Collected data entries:
## begin

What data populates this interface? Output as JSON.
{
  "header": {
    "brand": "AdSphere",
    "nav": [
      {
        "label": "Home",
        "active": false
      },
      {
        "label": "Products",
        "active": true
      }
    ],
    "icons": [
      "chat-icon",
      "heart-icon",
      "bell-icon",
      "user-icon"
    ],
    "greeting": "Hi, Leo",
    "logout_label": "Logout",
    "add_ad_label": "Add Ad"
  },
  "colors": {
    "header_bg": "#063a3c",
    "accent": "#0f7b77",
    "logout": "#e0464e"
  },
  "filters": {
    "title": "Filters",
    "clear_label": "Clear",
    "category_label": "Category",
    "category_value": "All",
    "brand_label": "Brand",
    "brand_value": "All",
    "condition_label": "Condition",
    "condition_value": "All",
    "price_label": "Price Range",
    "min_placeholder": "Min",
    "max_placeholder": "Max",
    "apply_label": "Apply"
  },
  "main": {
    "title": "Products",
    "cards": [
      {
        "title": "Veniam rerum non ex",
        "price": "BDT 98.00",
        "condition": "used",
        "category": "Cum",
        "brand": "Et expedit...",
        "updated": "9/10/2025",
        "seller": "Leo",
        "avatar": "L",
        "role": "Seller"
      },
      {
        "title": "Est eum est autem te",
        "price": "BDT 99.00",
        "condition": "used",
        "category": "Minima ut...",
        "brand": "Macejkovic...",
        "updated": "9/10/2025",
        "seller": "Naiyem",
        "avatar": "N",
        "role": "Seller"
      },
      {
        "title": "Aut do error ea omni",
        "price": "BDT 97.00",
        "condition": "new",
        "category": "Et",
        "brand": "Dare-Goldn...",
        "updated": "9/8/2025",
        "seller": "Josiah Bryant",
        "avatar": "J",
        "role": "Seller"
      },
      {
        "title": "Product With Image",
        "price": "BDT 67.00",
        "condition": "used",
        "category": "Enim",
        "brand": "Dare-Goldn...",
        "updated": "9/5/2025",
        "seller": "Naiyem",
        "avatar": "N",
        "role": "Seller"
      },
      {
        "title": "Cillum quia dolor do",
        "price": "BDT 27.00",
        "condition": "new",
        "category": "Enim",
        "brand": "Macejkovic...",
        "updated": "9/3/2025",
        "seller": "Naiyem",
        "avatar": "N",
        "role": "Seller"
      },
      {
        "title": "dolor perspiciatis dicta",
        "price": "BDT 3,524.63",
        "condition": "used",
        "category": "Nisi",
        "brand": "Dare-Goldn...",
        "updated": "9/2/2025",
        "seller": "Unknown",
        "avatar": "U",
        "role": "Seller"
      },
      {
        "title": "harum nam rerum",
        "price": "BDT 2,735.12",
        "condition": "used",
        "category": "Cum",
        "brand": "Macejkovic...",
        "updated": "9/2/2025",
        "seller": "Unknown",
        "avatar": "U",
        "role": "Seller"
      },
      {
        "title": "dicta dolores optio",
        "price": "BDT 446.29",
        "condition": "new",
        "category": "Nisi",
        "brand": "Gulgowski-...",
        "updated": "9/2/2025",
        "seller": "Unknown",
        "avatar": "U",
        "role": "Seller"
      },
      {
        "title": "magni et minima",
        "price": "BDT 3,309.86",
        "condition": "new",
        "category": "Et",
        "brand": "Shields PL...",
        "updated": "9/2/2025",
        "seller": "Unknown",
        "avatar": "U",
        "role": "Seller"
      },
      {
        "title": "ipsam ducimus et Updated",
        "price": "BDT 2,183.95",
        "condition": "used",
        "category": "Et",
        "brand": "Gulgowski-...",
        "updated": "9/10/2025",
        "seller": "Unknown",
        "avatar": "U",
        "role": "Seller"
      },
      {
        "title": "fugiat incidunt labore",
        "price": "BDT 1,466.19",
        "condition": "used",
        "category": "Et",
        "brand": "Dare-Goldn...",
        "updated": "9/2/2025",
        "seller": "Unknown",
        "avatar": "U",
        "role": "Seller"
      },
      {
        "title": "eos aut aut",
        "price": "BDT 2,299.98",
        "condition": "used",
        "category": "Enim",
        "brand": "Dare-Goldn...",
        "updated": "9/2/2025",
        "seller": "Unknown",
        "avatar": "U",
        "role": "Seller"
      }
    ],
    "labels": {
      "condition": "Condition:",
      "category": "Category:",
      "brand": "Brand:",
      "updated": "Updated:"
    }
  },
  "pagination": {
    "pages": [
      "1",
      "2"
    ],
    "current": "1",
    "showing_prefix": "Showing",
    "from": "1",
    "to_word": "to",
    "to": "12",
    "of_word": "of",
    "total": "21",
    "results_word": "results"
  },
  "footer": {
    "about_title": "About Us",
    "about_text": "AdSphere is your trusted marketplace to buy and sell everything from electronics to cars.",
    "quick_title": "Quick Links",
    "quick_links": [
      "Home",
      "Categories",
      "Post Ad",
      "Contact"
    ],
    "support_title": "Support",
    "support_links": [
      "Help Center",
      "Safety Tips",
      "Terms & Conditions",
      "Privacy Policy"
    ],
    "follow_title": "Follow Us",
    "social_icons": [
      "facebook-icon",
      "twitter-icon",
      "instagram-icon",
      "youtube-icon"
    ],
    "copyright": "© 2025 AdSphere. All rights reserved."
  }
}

## end

▸ What you should do
Point out every line holding the string "from" and copy it.

▸ Solution for this task
    "from": "1",
    "about_text": "AdSphere is your trusted marketplace to buy and sell everything from electronics to cars.",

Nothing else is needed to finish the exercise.